Extracted records:
* BEGIN *

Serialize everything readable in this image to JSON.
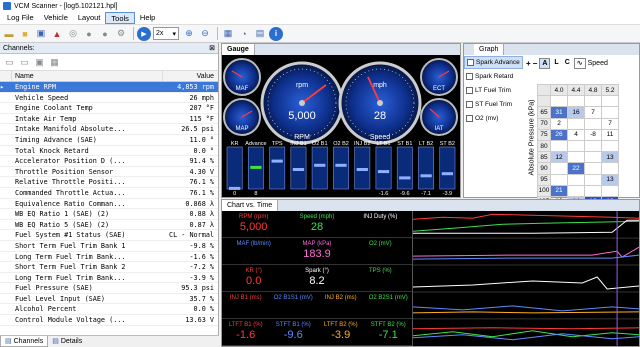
{
  "window": {
    "title": "VCM Scanner - [log5.102121.hpl]"
  },
  "menu": {
    "items": [
      "Log File",
      "Vehicle",
      "Layout",
      "Tools",
      "Help"
    ],
    "active": "Tools"
  },
  "toolbar": {
    "zoom": "2x"
  },
  "channels": {
    "title": "Channels:",
    "pin": " ✕",
    "col_name": "Name",
    "col_value": "Value",
    "rows": [
      {
        "name": "Engine RPM",
        "value": "4,853 rpm",
        "selected": true
      },
      {
        "name": "Vehicle Speed",
        "value": "26 mph"
      },
      {
        "name": "Engine Coolant Temp",
        "value": "207 °F"
      },
      {
        "name": "Intake Air Temp",
        "value": "115 °F"
      },
      {
        "name": "Intake Manifold Absolute...",
        "value": "26.5 psi"
      },
      {
        "name": "Timing Advance (SAE)",
        "value": "11.0 °"
      },
      {
        "name": "Total Knock Retard",
        "value": "0.0 °"
      },
      {
        "name": "Accelerator Position D (...",
        "value": "91.4 %"
      },
      {
        "name": "Throttle Position Sensor",
        "value": "4.30 V"
      },
      {
        "name": "Relative Throttle Positi...",
        "value": "76.1 %"
      },
      {
        "name": "Commanded Throttle Actua...",
        "value": "76.1 %"
      },
      {
        "name": "Equivalence Ratio Comman...",
        "value": "0.868 λ"
      },
      {
        "name": "WB EQ Ratio 1 (SAE) (2)",
        "value": "0.88 λ"
      },
      {
        "name": "WB EQ Ratio 5 (SAE) (2)",
        "value": "0.87 λ"
      },
      {
        "name": "Fuel System #1 Status (SAE)",
        "value": "CL - Normal"
      },
      {
        "name": "Short Term Fuel Trim Bank 1",
        "value": "-9.8 %"
      },
      {
        "name": "Long Term Fuel Trim Bank...",
        "value": "-1.6 %"
      },
      {
        "name": "Short Term Fuel Trim Bank 2",
        "value": "-7.2 %"
      },
      {
        "name": "Long Term Fuel Trim Bank...",
        "value": "-3.9 %"
      },
      {
        "name": "Fuel Pressure (SAE)",
        "value": "95.3 psi"
      },
      {
        "name": "Fuel Level Input (SAE)",
        "value": "35.7 %"
      },
      {
        "name": "Alcohol Percent",
        "value": "0.0 %"
      },
      {
        "name": "Control Module Voltage (...",
        "value": "13.63 V"
      }
    ]
  },
  "bottom_tabs": [
    "Channels",
    "Details"
  ],
  "gauge": {
    "tab": "Gauge",
    "rpm_label": "rpm",
    "rpm_value": "5,000",
    "rpm_caption": "RPM",
    "speed_label": "mph",
    "speed_value": "28",
    "speed_caption": "Speed",
    "small_left": [
      "MAF",
      "MAP"
    ],
    "small_right": [
      "ECT",
      "IAT"
    ],
    "bar_headers": [
      "KR",
      "Advance",
      "TPS",
      "INJ B1",
      "O2 B1",
      "O2 B2",
      "INJ B2",
      "LT B1",
      "ST B1",
      "LT B2",
      "ST B2"
    ],
    "bar_values": [
      "0",
      "8",
      "",
      "",
      "",
      "",
      "",
      "-1.6",
      "-9.6",
      "-7.1",
      "-3.9"
    ],
    "bar_levels": [
      0.05,
      0.55,
      0.7,
      0.5,
      0.6,
      0.6,
      0.5,
      0.45,
      0.3,
      0.35,
      0.4
    ]
  },
  "graph": {
    "tab": "Graph",
    "legend": [
      "Spark Advance",
      "Spark Retard",
      "LT Fuel Trim",
      "ST Fuel Trim",
      "O2 (mv)"
    ],
    "toolbar": [
      "+",
      "−",
      "A",
      "L",
      "C",
      "Speed"
    ],
    "y_label": "Absolute Pressure (kPa)",
    "col_headers": [
      "4.0",
      "4.4",
      "4.8",
      "5.2"
    ],
    "rows": [
      {
        "y": "",
        "cells": [
          "",
          "",
          "",
          ""
        ]
      },
      {
        "y": "65",
        "cells": [
          "31",
          "16",
          "7",
          ""
        ]
      },
      {
        "y": "70",
        "cells": [
          "2",
          "",
          "",
          "7"
        ]
      },
      {
        "y": "75",
        "cells": [
          "26",
          "4",
          "-8",
          "11"
        ]
      },
      {
        "y": "80",
        "cells": [
          "",
          "",
          "",
          ""
        ]
      },
      {
        "y": "85",
        "cells": [
          "12",
          "",
          "",
          "13"
        ]
      },
      {
        "y": "90",
        "cells": [
          "",
          "22",
          "",
          ""
        ]
      },
      {
        "y": "95",
        "cells": [
          "",
          "",
          "",
          "13"
        ]
      },
      {
        "y": "100",
        "cells": [
          "21",
          "",
          "",
          ""
        ]
      },
      {
        "y": "105",
        "cells": [
          "10",
          "14",
          "13",
          "13"
        ]
      }
    ]
  },
  "chart": {
    "tab": "Chart vs. Time",
    "lanes": [
      {
        "cells": [
          {
            "label": "RPM (rpm)",
            "value": "5,000",
            "color": "#ff3b3b"
          },
          {
            "label": "Speed (mph)",
            "value": "28",
            "color": "#3fe04a"
          },
          {
            "label": "INJ Duty (%)",
            "value": "",
            "color": "#ffffff"
          }
        ]
      },
      {
        "cells": [
          {
            "label": "MAF (lb/min)",
            "value": "",
            "color": "#5b8cff"
          },
          {
            "label": "MAP (kPa)",
            "value": "183.9",
            "color": "#ff6bd8"
          },
          {
            "label": "O2 (mV)",
            "value": "",
            "color": "#3fe04a"
          }
        ]
      },
      {
        "cells": [
          {
            "label": "KR (°)",
            "value": "0.0",
            "color": "#ff3b3b"
          },
          {
            "label": "Spark (°)",
            "value": "8.2",
            "color": "#ffffff"
          },
          {
            "label": "TPS (%)",
            "value": "",
            "color": "#3fe04a"
          }
        ]
      },
      {
        "cells": [
          {
            "label": "INJ B1 (ms)",
            "value": "",
            "color": "#ff3b3b"
          },
          {
            "label": "O2 B1S1 (mV)",
            "value": "",
            "color": "#5b8cff"
          },
          {
            "label": "INJ B2 (ms)",
            "value": "",
            "color": "#ffb020"
          },
          {
            "label": "O2 B2S1 (mV)",
            "value": "",
            "color": "#3fe04a"
          }
        ]
      },
      {
        "cells": [
          {
            "label": "LTFT B1 (%)",
            "value": "-1.6",
            "color": "#ff3b3b"
          },
          {
            "label": "STFT B1 (%)",
            "value": "-9.6",
            "color": "#5b8cff"
          },
          {
            "label": "LTFT B2 (%)",
            "value": "-3.9",
            "color": "#ffb020"
          },
          {
            "label": "STFT B2 (%)",
            "value": "-7.1",
            "color": "#3fe04a"
          }
        ]
      }
    ]
  }
}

* END *

● **What this task involves**
Each line in the listing above that contains "Retard" should be copied.

● **Task answer**
        "name": "Total Knock Retard",
      "Spark Retard",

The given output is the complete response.